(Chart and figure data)
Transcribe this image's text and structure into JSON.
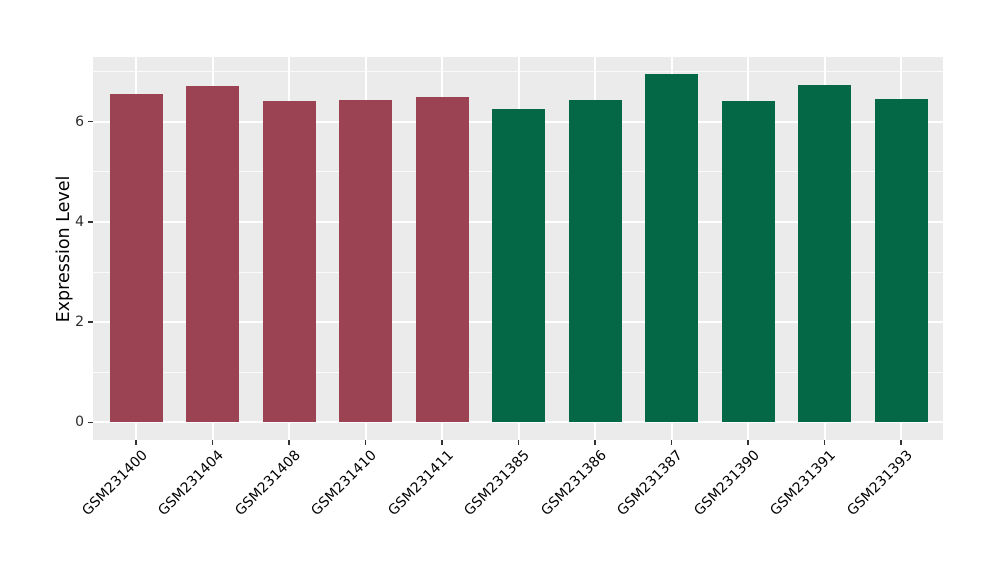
{
  "chart_data": {
    "type": "bar",
    "title": "",
    "xlabel": "",
    "ylabel": "Expression Level",
    "categories": [
      "GSM231400",
      "GSM231404",
      "GSM231408",
      "GSM231410",
      "GSM231411",
      "GSM231385",
      "GSM231386",
      "GSM231387",
      "GSM231390",
      "GSM231391",
      "GSM231393"
    ],
    "values": [
      6.55,
      6.71,
      6.41,
      6.44,
      6.5,
      6.25,
      6.43,
      6.96,
      6.41,
      6.73,
      6.45
    ],
    "bar_colors": [
      "#9B4352",
      "#9B4352",
      "#9B4352",
      "#9B4352",
      "#9B4352",
      "#046847",
      "#046847",
      "#046847",
      "#046847",
      "#046847",
      "#046847"
    ],
    "group_colors": {
      "left_group": "#9B4352",
      "right_group": "#046847"
    },
    "ylim": [
      -0.35,
      7.29
    ],
    "yticks": [
      0,
      2,
      4,
      6
    ],
    "yticks_minor": [
      1,
      3,
      5,
      7
    ],
    "x_tick_angle": 45,
    "grid": true,
    "legend": "none",
    "panel_background": "#EBEBEB",
    "grid_major_color": "#FFFFFF",
    "grid_minor_color": "#FFFFFF",
    "tick_mark_color": "#333333"
  }
}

• [DIRECTIVE]: Write out the records above exactly as they appear, leaving out any pictures.

• [THE SOLUTION]:
Transcribe this image's text and structure into JSON.
{
  "chart_data": {
    "type": "bar",
    "title": "",
    "xlabel": "",
    "ylabel": "Expression Level",
    "categories": [
      "GSM231400",
      "GSM231404",
      "GSM231408",
      "GSM231410",
      "GSM231411",
      "GSM231385",
      "GSM231386",
      "GSM231387",
      "GSM231390",
      "GSM231391",
      "GSM231393"
    ],
    "values": [
      6.55,
      6.71,
      6.41,
      6.44,
      6.5,
      6.25,
      6.43,
      6.96,
      6.41,
      6.73,
      6.45
    ],
    "bar_colors": [
      "#9B4352",
      "#9B4352",
      "#9B4352",
      "#9B4352",
      "#9B4352",
      "#046847",
      "#046847",
      "#046847",
      "#046847",
      "#046847",
      "#046847"
    ],
    "group_colors": {
      "left_group": "#9B4352",
      "right_group": "#046847"
    },
    "ylim": [
      -0.35,
      7.29
    ],
    "yticks": [
      0,
      2,
      4,
      6
    ],
    "yticks_minor": [
      1,
      3,
      5,
      7
    ],
    "x_tick_angle": 45,
    "grid": true,
    "legend": "none",
    "panel_background": "#EBEBEB",
    "grid_major_color": "#FFFFFF",
    "grid_minor_color": "#FFFFFF",
    "tick_mark_color": "#333333"
  }
}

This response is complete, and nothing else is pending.